▶ _PASSAGE TO READ_
==========

Example - Chemical Elements

In any given situation, getting to the right blend of entity types, attributes and relationships may be an iterative process as demonstrated in this next example in which we explore two entries for chemical elements from a scientific dictionary1:

oxygen (Chem.). A nonmetalic element, symbol O, at. no. 8, r.a.m. 15.994, valency 2. It is a colourless, odourless gas which supports combustion and is essential for the respiration of most forms of life. M.p. -218℃, b.p.-183℃, density 1.42904 g/dm3 at s.t.p., formula O2. An unstable form is ozone, O3. Oxygen is the most abundant element, etc.
chlorine (Chem.). Element, symbol Cl, at.no. 17, r.a.m. 35.453, valencies 1-,3+, 5+, 7+, m.p. -101℃, b.p. -34.6℃. The second halogen, chlorine is a geenish yellow gas, with an irritating smell etc.

From these entries, and with some expansion of abbreviations, I first surmise that each element has a name, a symbol, an atomic number, a relative atomic mass, one or more valencies, a melting point, a boiling point, and, optionally maybe, a density. I am left unsure whether all elements have a formulae, or whether they may have forms which may have formulae which is probably closer to the truth. I provisionally model this situation on an entity model diagram like so:

Reading the entry for sulphur, I find this preliminary model to be inadequate:

sulphur (Chem.). A nonmetalic element occurring in several allotropic forms. Symbol S, at. no. 16, r.a.m. 32.06, valencies 2,4,6. Rhombic(α-) sulphur is a lemon yellow powder; m.p. 112.8 ℃, rel. d. 2.07. Monoclinic (β-) sulphur has a deeper colour than the rhombic form; m.p. 119 ℃, rel.d. 1.96, b.p. 444.6C. Chemically, sulphur resembles oxygen etc.
From this entry, I learn that different forms of sulphur have different melting points and that my provisional model has miss-positioned the ‘melting point’ attribute; it turns out that chemical elements, in and by themsleves, cannot be attributed melting points. After a little further research I learn that these forms taken by chemical elements are, technically speaking, allotropes and that it is these that have melting-points, boiling points and densities. I reach this model:

In tabular form the dictionary entries for oxygen, chlorine and sulphur can be structured like this2 :

name symbol atomic no r.a.m.

==========

▶ _GOAL OF THE EXERCISE_
Continue the chemical elements passage from the point where it stops.

==========

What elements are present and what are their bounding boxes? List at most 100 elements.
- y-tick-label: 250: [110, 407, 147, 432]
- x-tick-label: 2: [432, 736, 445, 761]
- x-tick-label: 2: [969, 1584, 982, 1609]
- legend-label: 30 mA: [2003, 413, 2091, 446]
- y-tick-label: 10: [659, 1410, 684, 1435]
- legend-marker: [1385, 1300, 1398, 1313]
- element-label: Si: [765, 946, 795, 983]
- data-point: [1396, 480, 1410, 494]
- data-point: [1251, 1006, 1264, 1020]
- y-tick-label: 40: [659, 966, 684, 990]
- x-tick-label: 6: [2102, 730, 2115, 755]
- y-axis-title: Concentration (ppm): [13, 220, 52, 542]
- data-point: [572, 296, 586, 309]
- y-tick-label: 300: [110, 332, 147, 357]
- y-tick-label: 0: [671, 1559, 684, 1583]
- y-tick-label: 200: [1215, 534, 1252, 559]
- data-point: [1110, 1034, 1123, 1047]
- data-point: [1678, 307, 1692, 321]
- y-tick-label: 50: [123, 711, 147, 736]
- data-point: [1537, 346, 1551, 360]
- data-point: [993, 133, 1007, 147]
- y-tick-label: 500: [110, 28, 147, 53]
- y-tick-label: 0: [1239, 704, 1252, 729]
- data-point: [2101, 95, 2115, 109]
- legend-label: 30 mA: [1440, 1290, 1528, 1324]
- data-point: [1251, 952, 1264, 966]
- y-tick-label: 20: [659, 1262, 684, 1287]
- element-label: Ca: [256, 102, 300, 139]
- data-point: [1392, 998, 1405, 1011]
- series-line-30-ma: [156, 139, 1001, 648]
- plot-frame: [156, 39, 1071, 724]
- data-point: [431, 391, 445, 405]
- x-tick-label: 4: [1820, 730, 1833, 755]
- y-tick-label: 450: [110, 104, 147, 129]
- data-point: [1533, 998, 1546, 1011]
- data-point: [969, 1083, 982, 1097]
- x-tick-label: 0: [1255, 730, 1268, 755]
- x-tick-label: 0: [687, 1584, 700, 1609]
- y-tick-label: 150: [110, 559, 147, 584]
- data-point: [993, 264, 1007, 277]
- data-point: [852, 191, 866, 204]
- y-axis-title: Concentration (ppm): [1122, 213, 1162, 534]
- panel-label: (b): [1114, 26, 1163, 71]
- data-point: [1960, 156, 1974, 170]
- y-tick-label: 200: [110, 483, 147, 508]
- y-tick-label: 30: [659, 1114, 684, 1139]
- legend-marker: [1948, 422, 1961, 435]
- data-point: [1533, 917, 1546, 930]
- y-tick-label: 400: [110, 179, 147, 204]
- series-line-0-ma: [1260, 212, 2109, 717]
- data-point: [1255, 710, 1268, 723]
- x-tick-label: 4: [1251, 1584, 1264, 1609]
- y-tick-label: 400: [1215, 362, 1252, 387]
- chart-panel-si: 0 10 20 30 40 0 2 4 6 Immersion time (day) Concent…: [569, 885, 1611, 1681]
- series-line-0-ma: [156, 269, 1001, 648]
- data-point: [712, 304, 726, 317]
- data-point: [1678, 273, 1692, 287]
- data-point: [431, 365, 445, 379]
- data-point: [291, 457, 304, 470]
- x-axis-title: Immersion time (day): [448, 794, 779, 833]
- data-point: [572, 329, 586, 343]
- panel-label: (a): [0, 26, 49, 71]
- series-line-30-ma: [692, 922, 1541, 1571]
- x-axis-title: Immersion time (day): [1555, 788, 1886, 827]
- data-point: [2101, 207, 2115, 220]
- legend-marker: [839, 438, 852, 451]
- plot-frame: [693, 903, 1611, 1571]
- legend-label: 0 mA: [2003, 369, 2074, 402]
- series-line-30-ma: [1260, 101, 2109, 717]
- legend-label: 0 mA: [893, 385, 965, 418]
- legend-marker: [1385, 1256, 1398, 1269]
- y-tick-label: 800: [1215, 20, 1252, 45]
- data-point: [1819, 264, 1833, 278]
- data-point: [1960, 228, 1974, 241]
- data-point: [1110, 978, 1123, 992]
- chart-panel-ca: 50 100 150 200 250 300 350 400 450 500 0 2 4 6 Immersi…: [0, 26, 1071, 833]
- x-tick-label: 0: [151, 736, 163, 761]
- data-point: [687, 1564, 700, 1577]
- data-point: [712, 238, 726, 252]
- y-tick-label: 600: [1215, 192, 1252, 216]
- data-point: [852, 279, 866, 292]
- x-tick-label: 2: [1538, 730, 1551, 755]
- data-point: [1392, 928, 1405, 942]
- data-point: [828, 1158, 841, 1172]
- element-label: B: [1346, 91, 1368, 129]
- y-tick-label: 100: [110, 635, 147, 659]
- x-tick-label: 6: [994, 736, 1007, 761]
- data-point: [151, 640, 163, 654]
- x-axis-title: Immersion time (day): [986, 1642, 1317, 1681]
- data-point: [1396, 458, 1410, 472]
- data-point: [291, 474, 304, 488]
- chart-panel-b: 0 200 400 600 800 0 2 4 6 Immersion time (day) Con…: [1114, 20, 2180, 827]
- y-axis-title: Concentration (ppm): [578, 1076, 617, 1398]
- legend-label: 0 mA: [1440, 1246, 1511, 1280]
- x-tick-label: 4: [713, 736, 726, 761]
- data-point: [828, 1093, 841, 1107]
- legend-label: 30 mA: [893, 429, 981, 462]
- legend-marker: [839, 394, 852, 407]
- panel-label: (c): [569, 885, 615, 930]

==========

▶ _RESPONSE AREA_
valency
allotrope
number
name m.p. b.p. density
oxygen O 8 15.994
2
dioxygen -218 -183 .0014
Ozone -192.5 -119.5 .0032
chlorine Cl 17 35.453
1-
3+
5+
7+
Dichlorine -101 -34.6 >??
sulphur S 16 32.06
2
4
6
Rhombic 112.8 ??? 2.07
Monoclinic 119 444.6 1.96

Example - Attributes in a Model of a Personal Computer

In the example in figure 4 based on the operational state of a personal computer all files and folders are shown as having ‘name’ and ‘date modified’ attributes. In addition files, but not folders, have ‘size’ and ‘content’ attributes.

Figure 4
Model of a Personal Computer.

In this example I have based the attributes of the process entity type on the data that I typically see in the table of processes that I can view through Task Manager, reached, for example, through Ctrl-Alt-Delete on my current Windows system. I have omitted the name of the executable program because this is the name of a referenced something or other (the program); instead, I have represented this by a reference relationship — this being the core concept — rather than by an attribute which is a derivative of this core concept.

Summary

Attributes are represented on entity model diagrams in place of relationships with types character,string, number etc. They are represented as mandatory or optional. If they are identifying then they are shown underlined. Entities are communicated, in tabular or other forms, by communicating the values of their attributes. Models should distinguish between core attributes and those derivative of the core; we describe this further in the next section.


1Chambers Dictionary of Science and Technology, 1974, ISBN 0 550 13202 3
2The dictionary, in an appendix, has such a table, albeit one less detailed than the one shown here.